RECORDS TO USE:
○ ○ ○ ○ ○ ○ ○

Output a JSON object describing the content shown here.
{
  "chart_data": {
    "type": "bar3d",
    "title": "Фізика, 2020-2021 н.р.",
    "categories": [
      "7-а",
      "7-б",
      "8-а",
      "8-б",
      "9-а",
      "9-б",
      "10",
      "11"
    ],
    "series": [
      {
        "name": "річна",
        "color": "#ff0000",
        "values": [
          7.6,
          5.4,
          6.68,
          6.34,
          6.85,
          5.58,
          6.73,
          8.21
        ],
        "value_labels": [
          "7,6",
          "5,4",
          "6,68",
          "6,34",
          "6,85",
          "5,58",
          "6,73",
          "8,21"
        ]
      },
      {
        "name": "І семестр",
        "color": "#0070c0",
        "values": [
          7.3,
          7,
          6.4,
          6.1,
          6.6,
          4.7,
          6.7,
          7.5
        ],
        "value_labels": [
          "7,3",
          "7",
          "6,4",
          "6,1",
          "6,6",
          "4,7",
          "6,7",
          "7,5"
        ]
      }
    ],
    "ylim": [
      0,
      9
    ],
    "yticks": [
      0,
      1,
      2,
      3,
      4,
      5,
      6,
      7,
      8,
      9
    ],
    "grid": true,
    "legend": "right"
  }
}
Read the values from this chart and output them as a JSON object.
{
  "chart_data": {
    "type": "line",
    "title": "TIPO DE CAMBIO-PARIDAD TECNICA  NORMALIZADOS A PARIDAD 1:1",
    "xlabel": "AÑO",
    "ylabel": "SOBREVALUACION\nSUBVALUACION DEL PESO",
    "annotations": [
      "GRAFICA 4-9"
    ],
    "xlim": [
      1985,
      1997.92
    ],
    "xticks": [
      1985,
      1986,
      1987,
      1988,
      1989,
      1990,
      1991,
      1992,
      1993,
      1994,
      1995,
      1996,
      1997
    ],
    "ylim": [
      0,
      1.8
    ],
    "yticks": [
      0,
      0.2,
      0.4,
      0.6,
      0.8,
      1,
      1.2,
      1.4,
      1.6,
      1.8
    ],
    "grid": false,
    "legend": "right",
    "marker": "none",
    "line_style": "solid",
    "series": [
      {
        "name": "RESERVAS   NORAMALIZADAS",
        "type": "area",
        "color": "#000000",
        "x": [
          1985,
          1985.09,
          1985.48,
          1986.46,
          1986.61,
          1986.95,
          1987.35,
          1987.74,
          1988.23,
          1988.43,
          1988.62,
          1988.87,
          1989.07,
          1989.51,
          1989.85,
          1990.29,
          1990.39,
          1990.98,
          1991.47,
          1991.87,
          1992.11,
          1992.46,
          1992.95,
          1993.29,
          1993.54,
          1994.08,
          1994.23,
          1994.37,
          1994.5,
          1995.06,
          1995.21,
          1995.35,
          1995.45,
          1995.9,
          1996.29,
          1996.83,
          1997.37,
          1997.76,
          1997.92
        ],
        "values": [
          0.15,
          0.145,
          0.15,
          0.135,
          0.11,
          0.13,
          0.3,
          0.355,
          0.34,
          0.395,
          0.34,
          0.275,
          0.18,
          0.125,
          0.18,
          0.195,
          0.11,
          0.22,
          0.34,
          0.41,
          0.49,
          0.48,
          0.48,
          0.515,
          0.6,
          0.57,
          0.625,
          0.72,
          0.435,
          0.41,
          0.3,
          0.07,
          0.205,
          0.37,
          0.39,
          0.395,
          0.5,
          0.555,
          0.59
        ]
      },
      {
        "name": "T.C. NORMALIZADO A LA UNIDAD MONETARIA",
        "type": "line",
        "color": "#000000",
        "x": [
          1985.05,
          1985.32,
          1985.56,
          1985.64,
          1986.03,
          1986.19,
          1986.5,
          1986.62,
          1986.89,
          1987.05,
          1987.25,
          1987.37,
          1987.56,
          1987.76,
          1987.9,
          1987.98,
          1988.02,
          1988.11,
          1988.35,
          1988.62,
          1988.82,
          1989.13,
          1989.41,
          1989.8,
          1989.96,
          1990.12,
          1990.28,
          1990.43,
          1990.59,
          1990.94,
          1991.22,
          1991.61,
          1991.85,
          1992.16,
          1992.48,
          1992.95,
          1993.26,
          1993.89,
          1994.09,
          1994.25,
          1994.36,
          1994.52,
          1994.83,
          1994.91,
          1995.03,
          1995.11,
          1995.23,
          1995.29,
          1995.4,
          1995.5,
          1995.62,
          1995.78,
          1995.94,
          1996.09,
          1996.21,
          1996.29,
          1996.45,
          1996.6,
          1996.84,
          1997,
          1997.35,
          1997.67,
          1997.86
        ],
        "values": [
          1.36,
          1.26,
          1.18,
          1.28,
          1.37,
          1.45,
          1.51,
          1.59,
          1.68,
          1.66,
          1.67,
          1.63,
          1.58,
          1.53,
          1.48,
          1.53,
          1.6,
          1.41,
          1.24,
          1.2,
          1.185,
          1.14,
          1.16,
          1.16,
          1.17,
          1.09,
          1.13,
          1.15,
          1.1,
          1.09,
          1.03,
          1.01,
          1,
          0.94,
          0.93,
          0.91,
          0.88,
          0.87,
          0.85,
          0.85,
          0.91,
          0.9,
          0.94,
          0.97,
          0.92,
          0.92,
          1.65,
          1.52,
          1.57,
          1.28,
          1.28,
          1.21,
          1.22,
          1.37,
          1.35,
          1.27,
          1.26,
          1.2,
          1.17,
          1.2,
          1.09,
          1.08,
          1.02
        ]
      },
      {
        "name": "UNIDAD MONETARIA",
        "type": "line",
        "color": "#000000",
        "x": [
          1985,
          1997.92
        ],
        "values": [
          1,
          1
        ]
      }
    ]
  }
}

○ ○ ○ ○ ○ ○ ○

DIRECTION: Extract the full listing above without altering anything.

THE RESPONSE:
Output a JSON object describing the content shown here.
{
  "chart_data": {
    "type": "bar3d",
    "title": "Фізика, 2020-2021 н.р.",
    "categories": [
      "7-а",
      "7-б",
      "8-а",
      "8-б",
      "9-а",
      "9-б",
      "10",
      "11"
    ],
    "series": [
      {
        "name": "річна",
        "color": "#ff0000",
        "values": [
          7.6,
          5.4,
          6.68,
          6.34,
          6.85,
          5.58,
          6.73,
          8.21
        ],
        "value_labels": [
          "7,6",
          "5,4",
          "6,68",
          "6,34",
          "6,85",
          "5,58",
          "6,73",
          "8,21"
        ]
      },
      {
        "name": "І семестр",
        "color": "#0070c0",
        "values": [
          7.3,
          7,
          6.4,
          6.1,
          6.6,
          4.7,
          6.7,
          7.5
        ],
        "value_labels": [
          "7,3",
          "7",
          "6,4",
          "6,1",
          "6,6",
          "4,7",
          "6,7",
          "7,5"
        ]
      }
    ],
    "ylim": [
      0,
      9
    ],
    "yticks": [
      0,
      1,
      2,
      3,
      4,
      5,
      6,
      7,
      8,
      9
    ],
    "grid": true,
    "legend": "right"
  }
}
Read the values from this chart and output them as a JSON object.
{
  "chart_data": {
    "type": "line",
    "title": "TIPO DE CAMBIO-PARIDAD TECNICA  NORMALIZADOS A PARIDAD 1:1",
    "xlabel": "AÑO",
    "ylabel": "SOBREVALUACION\nSUBVALUACION DEL PESO",
    "annotations": [
      "GRAFICA 4-9"
    ],
    "xlim": [
      1985,
      1997.92
    ],
    "xticks": [
      1985,
      1986,
      1987,
      1988,
      1989,
      1990,
      1991,
      1992,
      1993,
      1994,
      1995,
      1996,
      1997
    ],
    "ylim": [
      0,
      1.8
    ],
    "yticks": [
      0,
      0.2,
      0.4,
      0.6,
      0.8,
      1,
      1.2,
      1.4,
      1.6,
      1.8
    ],
    "grid": false,
    "legend": "right",
    "marker": "none",
    "line_style": "solid",
    "series": [
      {
        "name": "RESERVAS   NORAMALIZADAS",
        "type": "area",
        "color": "#000000",
        "x": [
          1985,
          1985.09,
          1985.48,
          1986.46,
          1986.61,
          1986.95,
          1987.35,
          1987.74,
          1988.23,
          1988.43,
          1988.62,
          1988.87,
          1989.07,
          1989.51,
          1989.85,
          1990.29,
          1990.39,
          1990.98,
          1991.47,
          1991.87,
          1992.11,
          1992.46,
          1992.95,
          1993.29,
          1993.54,
          1994.08,
          1994.23,
          1994.37,
          1994.5,
          1995.06,
          1995.21,
          1995.35,
          1995.45,
          1995.9,
          1996.29,
          1996.83,
          1997.37,
          1997.76,
          1997.92
        ],
        "values": [
          0.15,
          0.145,
          0.15,
          0.135,
          0.11,
          0.13,
          0.3,
          0.355,
          0.34,
          0.395,
          0.34,
          0.275,
          0.18,
          0.125,
          0.18,
          0.195,
          0.11,
          0.22,
          0.34,
          0.41,
          0.49,
          0.48,
          0.48,
          0.515,
          0.6,
          0.57,
          0.625,
          0.72,
          0.435,
          0.41,
          0.3,
          0.07,
          0.205,
          0.37,
          0.39,
          0.395,
          0.5,
          0.555,
          0.59
        ]
      },
      {
        "name": "T.C. NORMALIZADO A LA UNIDAD MONETARIA",
        "type": "line",
        "color": "#000000",
        "x": [
          1985.05,
          1985.32,
          1985.56,
          1985.64,
          1986.03,
          1986.19,
          1986.5,
          1986.62,
          1986.89,
          1987.05,
          1987.25,
          1987.37,
          1987.56,
          1987.76,
          1987.9,
          1987.98,
          1988.02,
          1988.11,
          1988.35,
          1988.62,
          1988.82,
          1989.13,
          1989.41,
          1989.8,
          1989.96,
          1990.12,
          1990.28,
          1990.43,
          1990.59,
          1990.94,
          1991.22,
          1991.61,
          1991.85,
          1992.16,
          1992.48,
          1992.95,
          1993.26,
          1993.89,
          1994.09,
          1994.25,
          1994.36,
          1994.52,
          1994.83,
          1994.91,
          1995.03,
          1995.11,
          1995.23,
          1995.29,
          1995.4,
          1995.5,
          1995.62,
          1995.78,
          1995.94,
          1996.09,
          1996.21,
          1996.29,
          1996.45,
          1996.6,
          1996.84,
          1997,
          1997.35,
          1997.67,
          1997.86
        ],
        "values": [
          1.36,
          1.26,
          1.18,
          1.28,
          1.37,
          1.45,
          1.51,
          1.59,
          1.68,
          1.66,
          1.67,
          1.63,
          1.58,
          1.53,
          1.48,
          1.53,
          1.6,
          1.41,
          1.24,
          1.2,
          1.185,
          1.14,
          1.16,
          1.16,
          1.17,
          1.09,
          1.13,
          1.15,
          1.1,
          1.09,
          1.03,
          1.01,
          1,
          0.94,
          0.93,
          0.91,
          0.88,
          0.87,
          0.85,
          0.85,
          0.91,
          0.9,
          0.94,
          0.97,
          0.92,
          0.92,
          1.65,
          1.52,
          1.57,
          1.28,
          1.28,
          1.21,
          1.22,
          1.37,
          1.35,
          1.27,
          1.26,
          1.2,
          1.17,
          1.2,
          1.09,
          1.08,
          1.02
        ]
      },
      {
        "name": "UNIDAD MONETARIA",
        "type": "line",
        "color": "#000000",
        "x": [
          1985,
          1997.92
        ],
        "values": [
          1,
          1
        ]
      }
    ]
  }
}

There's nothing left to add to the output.